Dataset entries
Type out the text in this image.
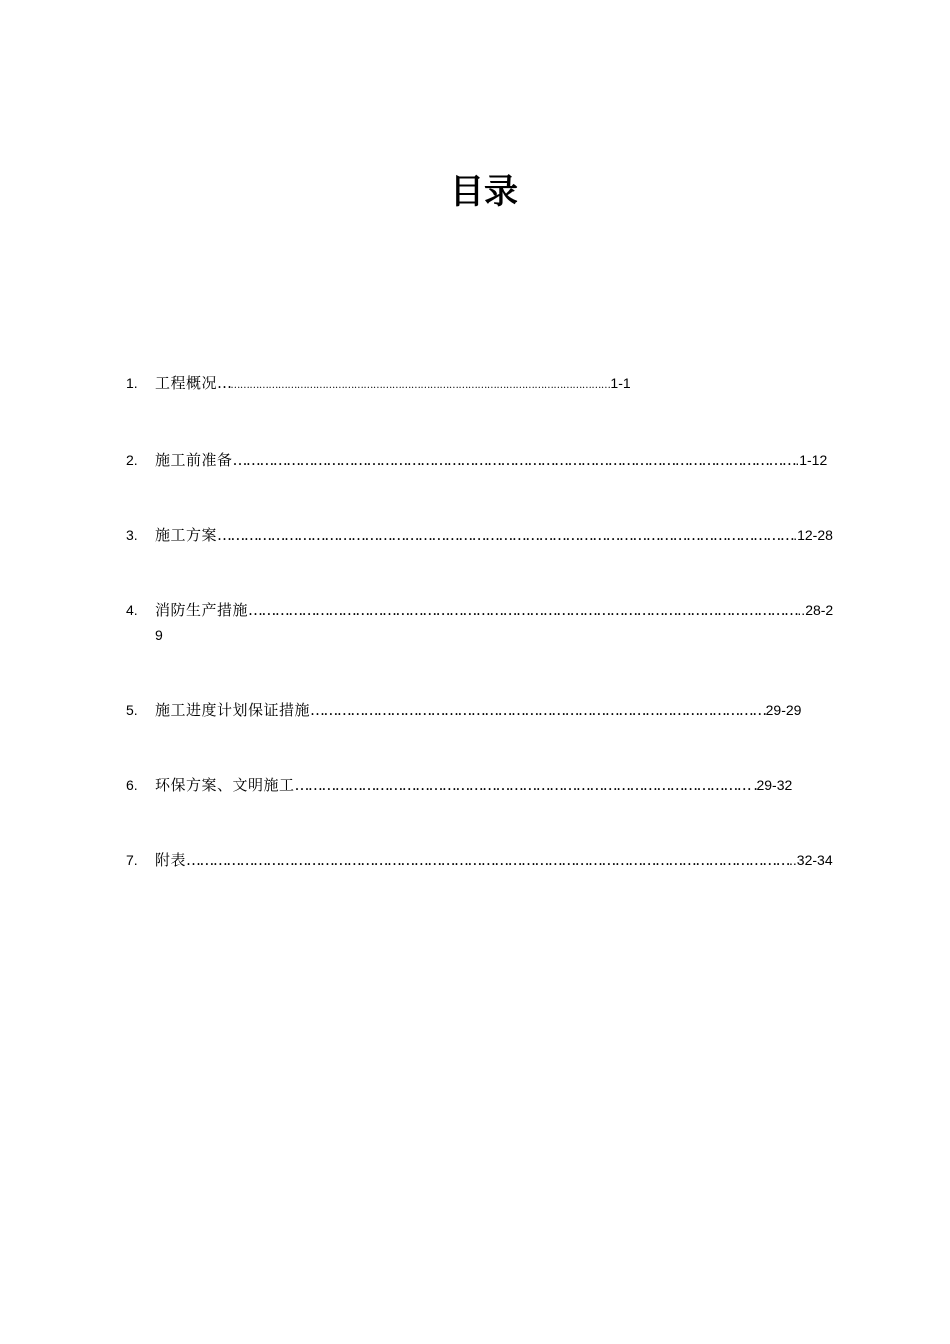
目录
1. 工程概况……………………………………………………………………………………………………………1-1
2. 施工前准备……………………………………………………………………………………………………………….1-12
3. 施工方案………………………………………………………………………………………………………………….12-28
4. 消防生产措施……………………………………………………………………………………………………………..28-29
5. 施工进度计划保证措施…………………………………………………………………………………………29-29
6. 环保方案、文明施工………………………………………………………………………………………… .29-32
7. 附表………………………………………………………………………………………………………………………..32-34
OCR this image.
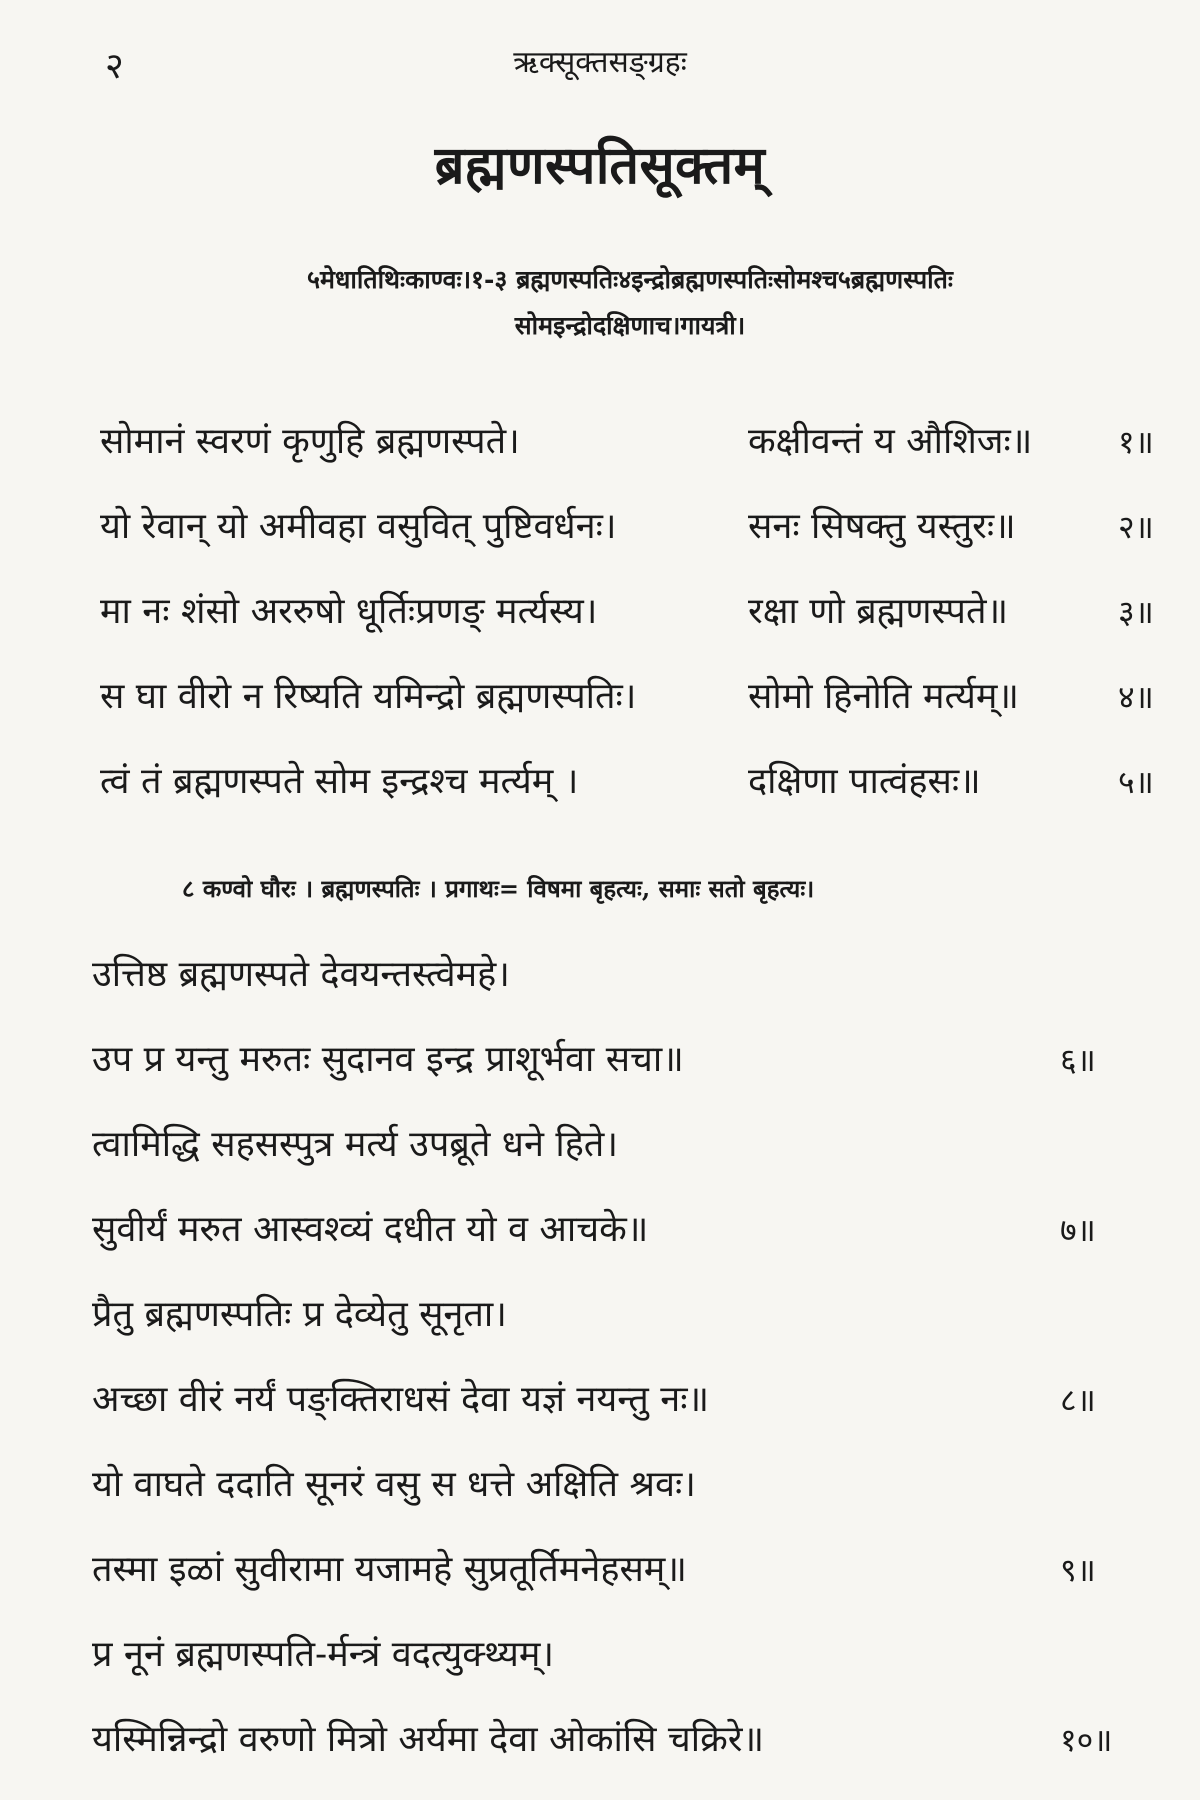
२	ऋक्सूक्तसङ्ग्रहः
ब्रह्मणस्पतिसूक्तम्
५मेधातिथिःकाण्वः।१-३ ब्रह्मणस्पतिः४इन्द्रोब्रह्मणस्पतिःसोमश्च५ब्रह्मणस्पतिः
सोमइन्द्रोदक्षिणाच।गायत्री।
सोमानं स्वरणं कृणुहि ब्रह्मणस्पते।	कक्षीवन्तं य औशिजः॥	१॥
यो रेवान् यो अमीवहा वसुवित् पुष्टिवर्धनः।	सनः सिषक्तु यस्तुरः॥	२॥
मा नः शंसो अररुषो धूर्तिःप्रणङ् मर्त्यस्य।	रक्षा णो ब्रह्मणस्पते॥	३॥
स घा वीरो न रिष्यति यमिन्द्रो ब्रह्मणस्पतिः।	सोमो हिनोति मर्त्यम्॥	४॥
त्वं तं ब्रह्मणस्पते सोम इन्द्रश्च मर्त्यम् ।	दक्षिणा पात्वंहसः॥	५॥
८ कण्वो घौरः । ब्रह्मणस्पतिः । प्रगाथः= विषमा बृहत्यः, समाः सतो बृहत्यः।
उत्तिष्ठ ब्रह्मणस्पते देवयन्तस्त्वेमहे।
उप प्र यन्तु मरुतः सुदानव इन्द्र प्राशूर्भवा सचा॥	६॥
त्वामिद्धि सहसस्पुत्र मर्त्य उपब्रूते धने हिते।
सुवीर्यं मरुत आस्वश्व्यं दधीत यो व आचके॥	७॥
प्रैतु ब्रह्मणस्पतिः प्र देव्येतु सूनृता।
अच्छा वीरं नर्यं पङ्क्तिराधसं देवा यज्ञं नयन्तु नः॥	८॥
यो वाघते ददाति सूनरं वसु स धत्ते अक्षिति श्रवः।
तस्मा इळां सुवीरामा यजामहे सुप्रतूर्तिमनेहसम्॥	९॥
प्र नूनं ब्रह्मणस्पति-र्मन्त्रं वदत्युक्थ्यम्।
यस्मिन्निन्द्रो वरुणो मित्रो अर्यमा देवा ओकांसि चक्रिरे॥	१०॥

_Aim_. Do not include pictures. Copy only the lines running from the line with "OCR this image." through the last line of the records, exactly as they appear.

_Task result_.
OCR this image.
२	ऋक्सूक्तसङ्ग्रहः
ब्रह्मणस्पतिसूक्तम्
५मेधातिथिःकाण्वः।१-३ ब्रह्मणस्पतिः४इन्द्रोब्रह्मणस्पतिःसोमश्च५ब्रह्मणस्पतिः
सोमइन्द्रोदक्षिणाच।गायत्री।
सोमानं स्वरणं कृणुहि ब्रह्मणस्पते।	कक्षीवन्तं य औशिजः॥	१॥
यो रेवान् यो अमीवहा वसुवित् पुष्टिवर्धनः।	सनः सिषक्तु यस्तुरः॥	२॥
मा नः शंसो अररुषो धूर्तिःप्रणङ् मर्त्यस्य।	रक्षा णो ब्रह्मणस्पते॥	३॥
स घा वीरो न रिष्यति यमिन्द्रो ब्रह्मणस्पतिः।	सोमो हिनोति मर्त्यम्॥	४॥
त्वं तं ब्रह्मणस्पते सोम इन्द्रश्च मर्त्यम् ।	दक्षिणा पात्वंहसः॥	५॥
८ कण्वो घौरः । ब्रह्मणस्पतिः । प्रगाथः= विषमा बृहत्यः, समाः सतो बृहत्यः।
उत्तिष्ठ ब्रह्मणस्पते देवयन्तस्त्वेमहे।
उप प्र यन्तु मरुतः सुदानव इन्द्र प्राशूर्भवा सचा॥	६॥
त्वामिद्धि सहसस्पुत्र मर्त्य उपब्रूते धने हिते।
सुवीर्यं मरुत आस्वश्व्यं दधीत यो व आचके॥	७॥
प्रैतु ब्रह्मणस्पतिः प्र देव्येतु सूनृता।
अच्छा वीरं नर्यं पङ्क्तिराधसं देवा यज्ञं नयन्तु नः॥	८॥
यो वाघते ददाति सूनरं वसु स धत्ते अक्षिति श्रवः।
तस्मा इळां सुवीरामा यजामहे सुप्रतूर्तिमनेहसम्॥	९॥
प्र नूनं ब्रह्मणस्पति-र्मन्त्रं वदत्युक्थ्यम्।
यस्मिन्निन्द्रो वरुणो मित्रो अर्यमा देवा ओकांसि चक्रिरे॥	१०॥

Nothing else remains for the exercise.